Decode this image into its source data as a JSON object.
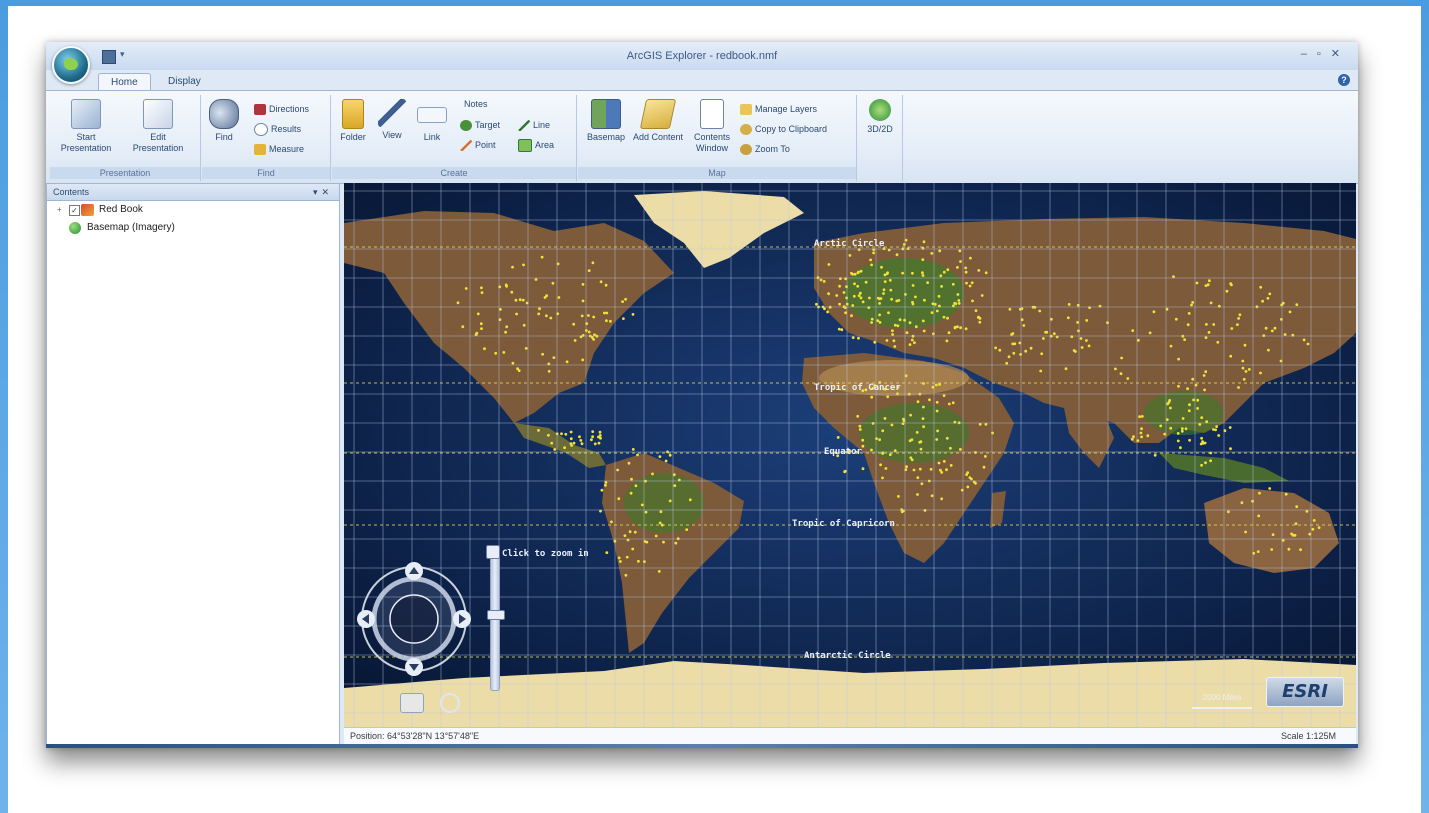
{
  "window": {
    "title": "ArcGIS Explorer - redbook.nmf"
  },
  "tabs": [
    {
      "label": "Home",
      "active": true
    },
    {
      "label": "Display",
      "active": false
    }
  ],
  "ribbon": {
    "presentation": {
      "label": "Presentation",
      "start": "Start Presentation",
      "edit": "Edit Presentation"
    },
    "find": {
      "label": "Find",
      "find_btn": "Find",
      "directions": "Directions",
      "results": "Results",
      "measure": "Measure"
    },
    "create": {
      "label": "Create",
      "folder": "Folder",
      "view": "View",
      "link": "Link",
      "notes_header": "Notes",
      "target": "Target",
      "line": "Line",
      "point": "Point",
      "area": "Area"
    },
    "map": {
      "label": "Map",
      "basemap": "Basemap",
      "add_content": "Add Content",
      "contents_window": "Contents Window",
      "manage_layers": "Manage Layers",
      "copy_clipboard": "Copy to Clipboard",
      "zoom_to": "Zoom To"
    },
    "extra": {
      "btn": "3D/2D"
    }
  },
  "contents": {
    "header": "Contents",
    "items": [
      {
        "label": "Red Book",
        "checked": true
      },
      {
        "label": "Basemap (Imagery)",
        "checked": false
      }
    ]
  },
  "map": {
    "labels": {
      "arctic": "Arctic Circle",
      "tropic_cancer": "Tropic of Cancer",
      "equator": "Equator",
      "tropic_capricorn": "Tropic of Capricorn",
      "antarctic": "Antarctic Circle",
      "click_zoom": "Click to zoom in"
    },
    "scale_text": "2000 Miles",
    "logo": "ESRI"
  },
  "status": {
    "coords": "Position: 64°53'28\"N  13°57'48\"E",
    "scale": "Scale 1:125M"
  },
  "colors": {
    "ocean": "#0e2a5a",
    "land": "#7c5a3a",
    "ice": "#ecdca8",
    "grid": "#b9c9e6",
    "points": "#f2e237",
    "vegetation": "#3f7a2a"
  }
}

◇ ◇ ◇

Your goal: Return each line from the material above exactly, but not the pictures.

Solution for this task:
Decode this image into its source data as a JSON object.
{
  "window": {
    "title": "ArcGIS Explorer - redbook.nmf"
  },
  "tabs": [
    {
      "label": "Home",
      "active": true
    },
    {
      "label": "Display",
      "active": false
    }
  ],
  "ribbon": {
    "presentation": {
      "label": "Presentation",
      "start": "Start Presentation",
      "edit": "Edit Presentation"
    },
    "find": {
      "label": "Find",
      "find_btn": "Find",
      "directions": "Directions",
      "results": "Results",
      "measure": "Measure"
    },
    "create": {
      "label": "Create",
      "folder": "Folder",
      "view": "View",
      "link": "Link",
      "notes_header": "Notes",
      "target": "Target",
      "line": "Line",
      "point": "Point",
      "area": "Area"
    },
    "map": {
      "label": "Map",
      "basemap": "Basemap",
      "add_content": "Add Content",
      "contents_window": "Contents Window",
      "manage_layers": "Manage Layers",
      "copy_clipboard": "Copy to Clipboard",
      "zoom_to": "Zoom To"
    },
    "extra": {
      "btn": "3D/2D"
    }
  },
  "contents": {
    "header": "Contents",
    "items": [
      {
        "label": "Red Book",
        "checked": true
      },
      {
        "label": "Basemap (Imagery)",
        "checked": false
      }
    ]
  },
  "map": {
    "labels": {
      "arctic": "Arctic Circle",
      "tropic_cancer": "Tropic of Cancer",
      "equator": "Equator",
      "tropic_capricorn": "Tropic of Capricorn",
      "antarctic": "Antarctic Circle",
      "click_zoom": "Click to zoom in"
    },
    "scale_text": "2000 Miles",
    "logo": "ESRI"
  },
  "status": {
    "coords": "Position: 64°53'28\"N  13°57'48\"E",
    "scale": "Scale 1:125M"
  },
  "colors": {
    "ocean": "#0e2a5a",
    "land": "#7c5a3a",
    "ice": "#ecdca8",
    "grid": "#b9c9e6",
    "points": "#f2e237",
    "vegetation": "#3f7a2a"
  }
}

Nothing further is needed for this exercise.